准确来说,《张医生与王医生》讲述的是两个沈阳普通人的成长故事。再具体一点,是两个出生于1970年代的沈阳工人家庭子弟,如何完成了阶层跃升,成为受人尊敬的专业人士。只不过,当你真的翻开这本书,很快就会意识到,两位新晋作家的野心显然不止于此。
《张医生与王医生》,伊险峰/杨樱著,新经典·琥珀 | 文汇出版社,2021年11月。
虽然书中的主线是张医生与王医生这半生的生命轨迹,但这条轨迹的沿途,是沈阳这座城市100年以来的剧变历史和两个家庭在其间的沉浮、挣扎,及至逆流而上的命运变迁。如果我们将这本书所试图回答的问题列举下来,不难发现,在并不曲折激烈的生命情节展开里,始终伴随着时代的巨响:
一代人如何建构知识、尊严和自我?
工人家庭的孩子如何完成阶层跃升?
沈阳的“去工业化”过程如何作用于个人?
“社会”如何塑造与摧折了自我?
这并不是伊险峰与杨樱试图解答上述问题的试水之作。几年前,他们就曾发起过“城市故事”系列,带着当时的团队前往汉口、大庆、北京……追索城市中的普通人故事,也叩问普通人背后的时代宏影。
至今,我们或许仍然记得伊险峰在《什么决定了个体户的财富、尊严和命运?以汉口为例》中写下的那句话:“对于刘歆生的后继者们来说,他们的勇气消失在哪里?他们的活力消失在哪里?他们被赋予或者自己期望承担的使命消失在哪里?”
以个体命运折射时代变迁——这是伊险峰和杨樱一以贯之的视角。在这本书的写作过程中,他们找到了一个概念来形容自己对于非虚构写作的理解——“以议题驱动的非虚构写作”。采访中,他们也不断提到,好的非虚构作品未必要去解决问题,但一定在提出“真”问题。
以下是新京报记者对伊险峰与杨樱的采访。我们从这本书并不传统的写法聊起,聊到它所涉及的庞大“问题系”,也聊到这几年两位媒体人的身份转换与对非虚构写作的看法变化。对普通人的敬畏——这是我对这本书的理解,或者也可以说是我对这两位媒体人的理解。
采写 | 青青子
一部“四不像”的非虚构作品
新京报:这本书涉及的内容很庞杂,既有两位沈阳医生的成长故事,也有他们背后的家庭与社会变迁。我想先就成书过程问几个问题。一是这本书是你们合著的作品,具体来说两位如何分工?二是为什么会选择张医生和王医生作为主线人物?
伊险峰:整体上,这本书的结构是2+1,主要的线索分两条,一条是医生,一条是家庭,+1部分是每个章节最后的番外篇——更多是“我”想要表达和呈现的观点。
分工是这样。两位医生的线索主要由杨樱负责。原因一来是我采访不行,杨樱比我会问问题。二来张医生和王医生是我的初中同学,几个50岁的大老爷们儿聚一块儿,不太好意思探听私事。

数据集条目:
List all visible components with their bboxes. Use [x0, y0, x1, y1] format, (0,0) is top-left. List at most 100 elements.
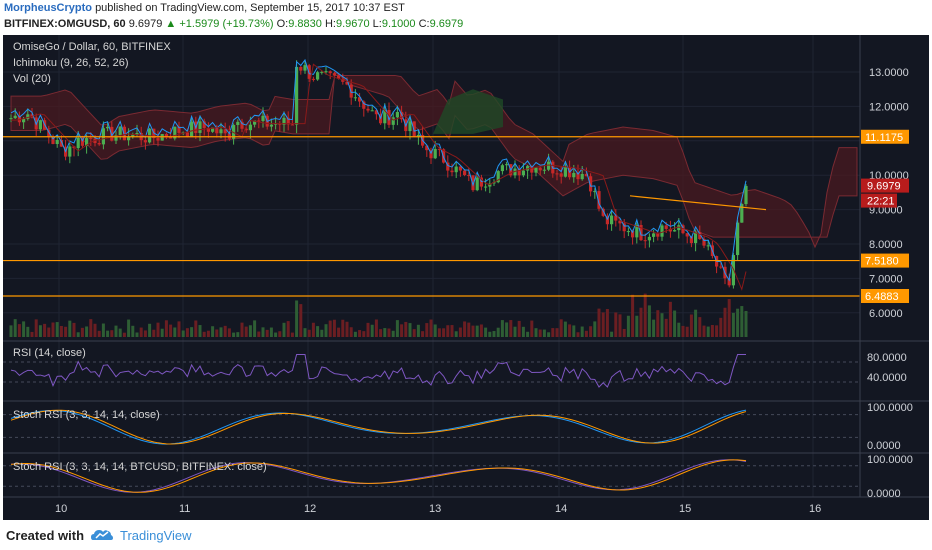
author-link[interactable]: MorpheusCrypto	[4, 2, 92, 14]
volume-bar	[307, 329, 311, 337]
candle-body	[219, 129, 223, 134]
candle-body	[631, 231, 635, 238]
volume-bar	[605, 309, 609, 337]
volume-bar	[412, 329, 416, 337]
high-label: H:	[324, 18, 336, 30]
volume-bar	[143, 330, 147, 337]
candle-body	[673, 230, 677, 232]
volume-label[interactable]: Vol (20)	[13, 73, 51, 85]
candle-body	[555, 173, 559, 175]
volume-bar	[391, 330, 395, 337]
candle-body	[164, 134, 168, 137]
candle-body	[694, 232, 698, 244]
time-axis-label: 14	[555, 503, 567, 515]
candle-body	[47, 129, 51, 138]
candle-body	[85, 138, 89, 146]
volume-bar	[538, 329, 542, 337]
candle-body	[198, 121, 202, 133]
candle-body	[563, 166, 567, 177]
candle-body	[278, 123, 282, 125]
candle-body	[492, 182, 496, 184]
volume-bar	[148, 323, 152, 337]
ichimoku-cloud	[10, 71, 858, 249]
candle-body	[290, 124, 294, 126]
candle-body	[463, 170, 467, 176]
candle-body	[17, 115, 21, 123]
volume-bar	[47, 327, 51, 337]
volume-bar	[505, 322, 509, 337]
time-axis-label: 15	[679, 503, 691, 515]
volume-bar	[433, 324, 437, 337]
stoch-rsi-btc-axis-label: 0.0000	[867, 488, 901, 500]
candle-body	[253, 120, 257, 125]
volume-bar	[232, 332, 236, 337]
candle-body	[114, 135, 118, 141]
candle-body	[362, 101, 366, 109]
level-price-tag	[861, 253, 909, 268]
close-value: 9.6979	[429, 18, 464, 30]
volume-bar	[202, 331, 206, 337]
candle-body	[589, 176, 593, 192]
stoch-rsi-btc-label[interactable]: Stoch RSI (3, 3, 14, 14, BTCUSD, BITFINE…	[13, 461, 267, 473]
time-axis-label: 13	[429, 503, 441, 515]
volume-bar	[55, 322, 59, 337]
candle-body	[366, 108, 370, 111]
candle-body	[467, 175, 471, 177]
volume-bar	[643, 293, 647, 337]
candle-body	[248, 124, 252, 131]
volume-bar	[253, 320, 257, 337]
rsi-label[interactable]: RSI (14, close)	[13, 347, 86, 359]
volume-bar	[668, 301, 672, 337]
kijun-line	[11, 63, 747, 291]
volume-bar	[547, 332, 551, 337]
volume-bar	[190, 327, 194, 337]
volume-bar	[358, 330, 362, 337]
stoch-rsi-label[interactable]: Stoch RSI (3, 3, 14, 14, close)	[13, 409, 160, 421]
candle-body	[702, 239, 706, 246]
low-value: 9.1000	[381, 18, 416, 30]
volume-bar	[185, 328, 189, 337]
chart-area[interactable]: 11.1175 7.5180 6.4883 13.0000 12.0000 10.000…	[3, 35, 929, 520]
candle-body	[324, 71, 328, 73]
close-label: C:	[418, 18, 430, 30]
volume-bar	[404, 321, 408, 337]
candle-body	[353, 97, 357, 99]
candle-body	[185, 132, 189, 137]
volume-bar	[248, 325, 252, 337]
candle-body	[614, 215, 618, 221]
tradingview-brand[interactable]: TradingView	[120, 528, 192, 543]
candle-body	[685, 233, 689, 237]
ichimoku-label[interactable]: Ichimoku (9, 26, 52, 26)	[13, 57, 129, 69]
volume-bar	[122, 332, 126, 337]
candle-body	[513, 168, 517, 176]
time-axis-label: 16	[809, 503, 821, 515]
candle-body	[9, 118, 13, 120]
created-with-text: Created with	[6, 528, 85, 543]
volume-bar	[421, 331, 425, 337]
candle-body	[106, 126, 110, 129]
volume-bar	[681, 325, 685, 337]
volume-bar	[496, 327, 500, 337]
candle-body	[433, 148, 437, 159]
volume-bar	[576, 332, 580, 337]
candle-body	[517, 168, 521, 176]
volume-bar	[744, 310, 748, 337]
volume-bar	[429, 319, 433, 337]
stoch-rsi-btc-axis-label: 100.0000	[867, 454, 913, 466]
volume-bar	[80, 327, 84, 337]
volume-bar	[152, 329, 156, 337]
volume-bar	[425, 323, 429, 337]
candle-body	[668, 228, 672, 232]
volume-bar	[471, 325, 475, 337]
volume-bar	[572, 325, 576, 337]
volume-bar	[366, 322, 370, 337]
volume-bar	[488, 331, 492, 337]
volume-bar	[463, 321, 467, 337]
candle-body	[736, 222, 740, 256]
candle-body	[484, 186, 488, 188]
volume-bar	[500, 320, 504, 337]
candle-body	[412, 121, 416, 137]
candle-body	[332, 73, 336, 76]
volume-bar	[492, 331, 496, 337]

__练习任务__.
**A)** 请重写关于《张医生与王医生》的这篇文章中从“至今,我们或许仍然记得伊险峰”起、至“一块儿,不太好意思探听私事。”止的部分,并将其中的“新京报”一律改称“本报”。
**B)** 在关于《张医生与王医生》的这篇文章中,伊险峰说这本书除每个章节最后的番外篇外,主要线索分为哪两条?

__任务答案__.
**A)**
至今,我们或许仍然记得伊险峰在《什么决定了个体户的财富、尊严和命运?以汉口为例》中写下的那句话:“对于刘歆生的后继者们来说,他们的勇气消失在哪里?他们的活力消失在哪里?他们被赋予或者自己期望承担的使命消失在哪里?”
以个体命运折射时代变迁——这是伊险峰和杨樱一以贯之的视角。在这本书的写作过程中,他们找到了一个概念来形容自己对于非虚构写作的理解——“以议题驱动的非虚构写作”。采访中,他们也不断提到,好的非虚构作品未必要去解决问题,但一定在提出“真”问题。
以下是本报记者对伊险峰与杨樱的采访。我们从这本书并不传统的写法聊起,聊到它所涉及的庞大“问题系”,也聊到这几年两位媒体人的身份转换与对非虚构写作的看法变化。对普通人的敬畏——这是我对这本书的理解,或者也可以说是我对这两位媒体人的理解。
采写 | 青青子
一部“四不像”的非虚构作品
本报:这本书涉及的内容很庞杂,既有两位沈阳医生的成长故事,也有他们背后的家庭与社会变迁。我想先就成书过程问几个问题。一是这本书是你们合著的作品,具体来说两位如何分工?二是为什么会选择张医生和王医生作为主线人物?
伊险峰:整体上,这本书的结构是2+1,主要的线索分两条,一条是医生,一条是家庭,+1部分是每个章节最后的番外篇——更多是“我”想要表达和呈现的观点。
分工是这样。两位医生的线索主要由杨樱负责。原因一来是我采访不行,杨樱比我会问问题。二来张医生和王医生是我的初中同学,几个50岁的大老爷们儿聚一块儿,不太好意思探听私事。

**B)** 一条是医生,一条是家庭。